Given problem: Please copy out every line of the material below word for word, leaving out the pictures.

Entries drawn from a collection:
>>>>>

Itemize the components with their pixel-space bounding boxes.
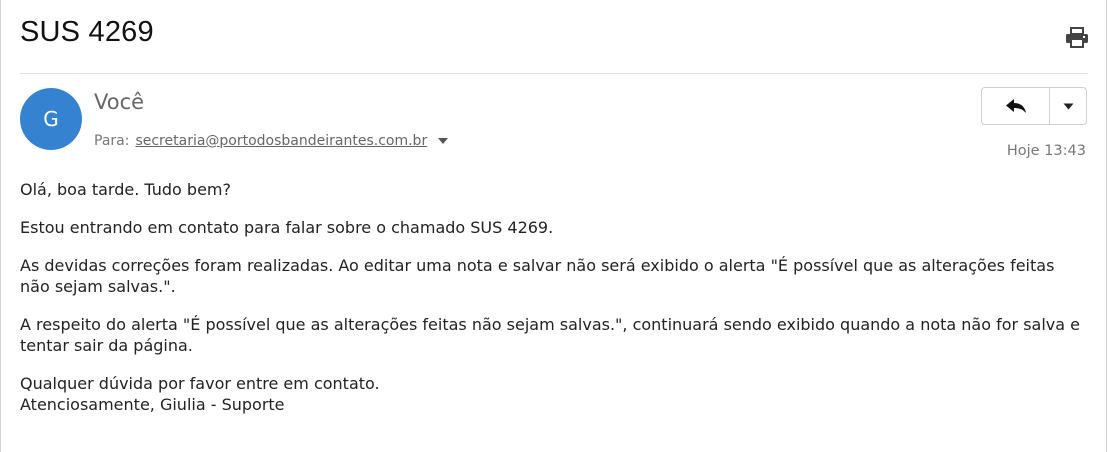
avatar: G <box>20 88 82 150</box>
body-closing: Qualquer dúvida por favor entre em conta… <box>20 374 380 393</box>
caret-down-icon <box>438 138 449 144</box>
email-subject: SUS 4269 <box>20 16 154 48</box>
body-signature: Atenciosamente, Giulia - Suporte <box>20 395 285 414</box>
body-paragraph: A respeito do alerta "É possível que as … <box>20 315 1080 355</box>
recipients-row: Para: secretaria@portodosbandeirantes.co… <box>94 133 449 149</box>
print-button[interactable] <box>1064 26 1090 50</box>
reply-button[interactable] <box>982 88 1050 124</box>
reply-icon <box>1005 99 1026 113</box>
body-greeting: Olá, boa tarde. Tudo bem? <box>20 180 231 199</box>
timestamp: Hoje 13:43 <box>1006 143 1086 159</box>
reply-button-group <box>981 87 1087 125</box>
more-actions-button[interactable] <box>1050 88 1086 124</box>
header-divider <box>20 73 1088 74</box>
email-body: Olá, boa tarde. Tudo bem? Estou entrando… <box>20 179 1080 415</box>
chevron-down-icon <box>1063 103 1073 109</box>
sender-name: Você <box>94 90 145 114</box>
recipient-address[interactable]: secretaria@portodosbandeirantes.com.br <box>135 133 427 149</box>
to-label: Para: <box>94 133 130 149</box>
body-paragraph: Estou entrando em contato para falar sob… <box>20 218 554 237</box>
print-icon <box>1066 27 1088 48</box>
body-paragraph: As devidas correções foram realizadas. A… <box>20 256 1055 296</box>
show-recipients-button[interactable] <box>437 137 449 145</box>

<<<<<

Written reply:
Itemize the components with their pixel-space bounding boxes.
avatar: G <box>20 88 82 150</box>
body-closing: Qualquer dúvida por favor entre em conta… <box>20 374 380 393</box>
caret-down-icon <box>438 138 449 144</box>
email-subject: SUS 4269 <box>20 16 154 48</box>
body-signature: Atenciosamente, Giulia - Suporte <box>20 395 285 414</box>
body-paragraph: A respeito do alerta "É possível que as … <box>20 315 1080 355</box>
recipients-row: Para: secretaria@portodosbandeirantes.co… <box>94 133 449 149</box>
print-button[interactable] <box>1064 26 1090 50</box>
reply-button[interactable] <box>982 88 1050 124</box>
reply-icon <box>1005 99 1026 113</box>
body-greeting: Olá, boa tarde. Tudo bem? <box>20 180 231 199</box>
timestamp: Hoje 13:43 <box>1006 143 1086 159</box>
reply-button-group <box>981 87 1087 125</box>
more-actions-button[interactable] <box>1050 88 1086 124</box>
header-divider <box>20 73 1088 74</box>
email-body: Olá, boa tarde. Tudo bem? Estou entrando… <box>20 179 1080 415</box>
chevron-down-icon <box>1063 103 1073 109</box>
sender-name: Você <box>94 90 145 114</box>
recipient-address[interactable]: secretaria@portodosbandeirantes.com.br <box>135 133 427 149</box>
to-label: Para: <box>94 133 130 149</box>
body-paragraph: Estou entrando em contato para falar sob… <box>20 218 554 237</box>
print-icon <box>1066 27 1088 48</box>
body-paragraph: As devidas correções foram realizadas. A… <box>20 256 1055 296</box>
show-recipients-button[interactable] <box>437 137 449 145</box>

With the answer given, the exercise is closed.